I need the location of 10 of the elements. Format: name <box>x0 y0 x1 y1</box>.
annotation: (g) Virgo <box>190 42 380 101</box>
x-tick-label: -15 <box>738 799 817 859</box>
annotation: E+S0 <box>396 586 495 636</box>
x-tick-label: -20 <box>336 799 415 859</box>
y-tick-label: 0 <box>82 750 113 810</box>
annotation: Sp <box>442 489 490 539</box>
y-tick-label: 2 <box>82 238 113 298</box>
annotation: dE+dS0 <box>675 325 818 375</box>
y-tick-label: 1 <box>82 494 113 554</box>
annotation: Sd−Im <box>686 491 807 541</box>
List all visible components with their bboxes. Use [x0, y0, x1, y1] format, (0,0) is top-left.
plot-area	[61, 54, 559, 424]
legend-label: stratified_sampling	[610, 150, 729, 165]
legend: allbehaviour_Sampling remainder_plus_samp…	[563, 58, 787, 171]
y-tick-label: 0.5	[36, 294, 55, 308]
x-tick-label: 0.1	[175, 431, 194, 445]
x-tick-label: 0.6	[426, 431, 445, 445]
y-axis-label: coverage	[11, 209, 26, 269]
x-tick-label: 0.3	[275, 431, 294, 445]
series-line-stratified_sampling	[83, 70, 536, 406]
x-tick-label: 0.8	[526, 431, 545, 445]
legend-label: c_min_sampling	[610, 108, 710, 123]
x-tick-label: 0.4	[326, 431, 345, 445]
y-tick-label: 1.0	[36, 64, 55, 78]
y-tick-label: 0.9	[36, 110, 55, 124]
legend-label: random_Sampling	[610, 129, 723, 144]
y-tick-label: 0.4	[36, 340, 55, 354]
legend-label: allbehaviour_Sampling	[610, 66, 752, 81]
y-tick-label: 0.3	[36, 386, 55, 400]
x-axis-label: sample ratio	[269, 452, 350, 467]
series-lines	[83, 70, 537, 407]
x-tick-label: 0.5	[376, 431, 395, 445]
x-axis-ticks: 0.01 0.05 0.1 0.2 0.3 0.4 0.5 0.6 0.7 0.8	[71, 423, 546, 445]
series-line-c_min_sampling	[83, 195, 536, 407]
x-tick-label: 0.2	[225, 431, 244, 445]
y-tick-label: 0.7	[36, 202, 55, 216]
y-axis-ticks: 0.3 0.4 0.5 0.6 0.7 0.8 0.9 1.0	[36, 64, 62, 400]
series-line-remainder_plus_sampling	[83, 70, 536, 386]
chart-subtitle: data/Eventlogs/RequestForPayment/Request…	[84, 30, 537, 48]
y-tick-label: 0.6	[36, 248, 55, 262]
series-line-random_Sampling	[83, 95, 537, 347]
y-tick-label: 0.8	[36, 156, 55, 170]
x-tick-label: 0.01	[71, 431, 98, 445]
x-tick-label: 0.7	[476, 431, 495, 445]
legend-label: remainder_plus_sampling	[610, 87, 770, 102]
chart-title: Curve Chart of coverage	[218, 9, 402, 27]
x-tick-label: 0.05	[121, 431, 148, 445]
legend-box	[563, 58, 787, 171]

### WAT WORDT GEVRAAGD
Schrijf alle regels hierboven woord voor woord over, zonder iets te veranderen.

### UITVOER VAN TAAK
I need the location of 10 of the elements. Format: name <box>x0 y0 x1 y1</box>.
annotation: (g) Virgo <box>190 42 380 101</box>
x-tick-label: -15 <box>738 799 817 859</box>
annotation: E+S0 <box>396 586 495 636</box>
x-tick-label: -20 <box>336 799 415 859</box>
y-tick-label: 0 <box>82 750 113 810</box>
annotation: Sp <box>442 489 490 539</box>
y-tick-label: 2 <box>82 238 113 298</box>
annotation: dE+dS0 <box>675 325 818 375</box>
y-tick-label: 1 <box>82 494 113 554</box>
annotation: Sd−Im <box>686 491 807 541</box>
List all visible components with their bboxes. Use [x0, y0, x1, y1] format, (0,0) is top-left.
plot-area	[61, 54, 559, 424]
legend-label: stratified_sampling	[610, 150, 729, 165]
legend: allbehaviour_Sampling remainder_plus_samp…	[563, 58, 787, 171]
y-tick-label: 0.5	[36, 294, 55, 308]
x-tick-label: 0.1	[175, 431, 194, 445]
x-tick-label: 0.6	[426, 431, 445, 445]
y-axis-label: coverage	[11, 209, 26, 269]
x-tick-label: 0.3	[275, 431, 294, 445]
series-line-stratified_sampling	[83, 70, 536, 406]
x-tick-label: 0.8	[526, 431, 545, 445]
legend-label: c_min_sampling	[610, 108, 710, 123]
x-tick-label: 0.4	[326, 431, 345, 445]
y-tick-label: 1.0	[36, 64, 55, 78]
y-tick-label: 0.9	[36, 110, 55, 124]
legend-label: random_Sampling	[610, 129, 723, 144]
y-tick-label: 0.4	[36, 340, 55, 354]
legend-label: allbehaviour_Sampling	[610, 66, 752, 81]
y-tick-label: 0.3	[36, 386, 55, 400]
x-axis-label: sample ratio	[269, 452, 350, 467]
series-lines	[83, 70, 537, 407]
x-tick-label: 0.5	[376, 431, 395, 445]
x-axis-ticks: 0.01 0.05 0.1 0.2 0.3 0.4 0.5 0.6 0.7 0.8	[71, 423, 546, 445]
series-line-c_min_sampling	[83, 195, 536, 407]
x-tick-label: 0.2	[225, 431, 244, 445]
y-tick-label: 0.7	[36, 202, 55, 216]
y-axis-ticks: 0.3 0.4 0.5 0.6 0.7 0.8 0.9 1.0	[36, 64, 62, 400]
series-line-remainder_plus_sampling	[83, 70, 536, 386]
chart-subtitle: data/Eventlogs/RequestForPayment/Request…	[84, 30, 537, 48]
y-tick-label: 0.6	[36, 248, 55, 262]
series-line-random_Sampling	[83, 95, 537, 347]
y-tick-label: 0.8	[36, 156, 55, 170]
x-tick-label: 0.01	[71, 431, 98, 445]
x-tick-label: 0.7	[476, 431, 495, 445]
legend-label: remainder_plus_sampling	[610, 87, 770, 102]
chart-title: Curve Chart of coverage	[218, 9, 402, 27]
x-tick-label: 0.05	[121, 431, 148, 445]
legend-box	[563, 58, 787, 171]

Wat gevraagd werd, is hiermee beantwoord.